▶ _The problem_: What follows is a block of records; reproduce all of it verbatim.

▶ _Raw data_:
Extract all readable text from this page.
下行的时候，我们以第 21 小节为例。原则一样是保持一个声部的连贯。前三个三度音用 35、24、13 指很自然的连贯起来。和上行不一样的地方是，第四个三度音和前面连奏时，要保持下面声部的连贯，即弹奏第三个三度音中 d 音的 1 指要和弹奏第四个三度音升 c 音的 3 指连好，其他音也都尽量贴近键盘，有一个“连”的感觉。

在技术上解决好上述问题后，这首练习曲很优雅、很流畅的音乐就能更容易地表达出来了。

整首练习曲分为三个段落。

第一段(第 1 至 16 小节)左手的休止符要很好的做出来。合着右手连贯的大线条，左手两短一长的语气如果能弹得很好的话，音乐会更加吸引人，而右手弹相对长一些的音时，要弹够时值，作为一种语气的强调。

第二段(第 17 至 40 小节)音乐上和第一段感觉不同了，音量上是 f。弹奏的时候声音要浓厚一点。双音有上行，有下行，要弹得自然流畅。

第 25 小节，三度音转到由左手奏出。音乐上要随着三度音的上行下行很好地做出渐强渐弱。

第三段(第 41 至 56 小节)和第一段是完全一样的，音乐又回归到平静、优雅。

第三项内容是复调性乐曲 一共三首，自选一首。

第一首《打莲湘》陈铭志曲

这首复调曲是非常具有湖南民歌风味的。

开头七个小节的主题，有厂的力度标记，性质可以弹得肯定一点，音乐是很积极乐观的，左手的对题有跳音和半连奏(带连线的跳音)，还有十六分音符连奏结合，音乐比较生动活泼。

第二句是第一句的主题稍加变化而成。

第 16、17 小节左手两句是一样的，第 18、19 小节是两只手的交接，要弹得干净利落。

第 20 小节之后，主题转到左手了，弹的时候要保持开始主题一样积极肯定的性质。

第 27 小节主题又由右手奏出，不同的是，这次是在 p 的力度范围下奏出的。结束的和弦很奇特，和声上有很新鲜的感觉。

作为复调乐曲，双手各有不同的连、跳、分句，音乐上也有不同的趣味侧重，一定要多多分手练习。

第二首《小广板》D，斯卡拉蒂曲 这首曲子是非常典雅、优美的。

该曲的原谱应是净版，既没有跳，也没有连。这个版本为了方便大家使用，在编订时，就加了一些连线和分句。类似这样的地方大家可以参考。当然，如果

▶ _Solution to this problem_:
Extract all readable text from this page.
下行的时候，我们以第 21 小节为例。原则一样是保持一个声部的连贯。前三个三度音用 35、24、13 指很自然的连贯起来。和上行不一样的地方是，第四个三度音和前面连奏时，要保持下面声部的连贯，即弹奏第三个三度音中 d 音的 1 指要和弹奏第四个三度音升 c 音的 3 指连好，其他音也都尽量贴近键盘，有一个“连”的感觉。

在技术上解决好上述问题后，这首练习曲很优雅、很流畅的音乐就能更容易地表达出来了。

整首练习曲分为三个段落。

第一段(第 1 至 16 小节)左手的休止符要很好的做出来。合着右手连贯的大线条，左手两短一长的语气如果能弹得很好的话，音乐会更加吸引人，而右手弹相对长一些的音时，要弹够时值，作为一种语气的强调。

第二段(第 17 至 40 小节)音乐上和第一段感觉不同了，音量上是 f。弹奏的时候声音要浓厚一点。双音有上行，有下行，要弹得自然流畅。

第 25 小节，三度音转到由左手奏出。音乐上要随着三度音的上行下行很好地做出渐强渐弱。

第三段(第 41 至 56 小节)和第一段是完全一样的，音乐又回归到平静、优雅。

第三项内容是复调性乐曲 一共三首，自选一首。

第一首《打莲湘》陈铭志曲

这首复调曲是非常具有湖南民歌风味的。

开头七个小节的主题，有厂的力度标记，性质可以弹得肯定一点，音乐是很积极乐观的，左手的对题有跳音和半连奏(带连线的跳音)，还有十六分音符连奏结合，音乐比较生动活泼。

第二句是第一句的主题稍加变化而成。

第 16、17 小节左手两句是一样的，第 18、19 小节是两只手的交接，要弹得干净利落。

第 20 小节之后，主题转到左手了，弹的时候要保持开始主题一样积极肯定的性质。

第 27 小节主题又由右手奏出，不同的是，这次是在 p 的力度范围下奏出的。结束的和弦很奇特，和声上有很新鲜的感觉。

作为复调乐曲，双手各有不同的连、跳、分句，音乐上也有不同的趣味侧重，一定要多多分手练习。

第二首《小广板》D，斯卡拉蒂曲 这首曲子是非常典雅、优美的。

该曲的原谱应是净版，既没有跳，也没有连。这个版本为了方便大家使用，在编订时，就加了一些连线和分句。类似这样的地方大家可以参考。当然，如果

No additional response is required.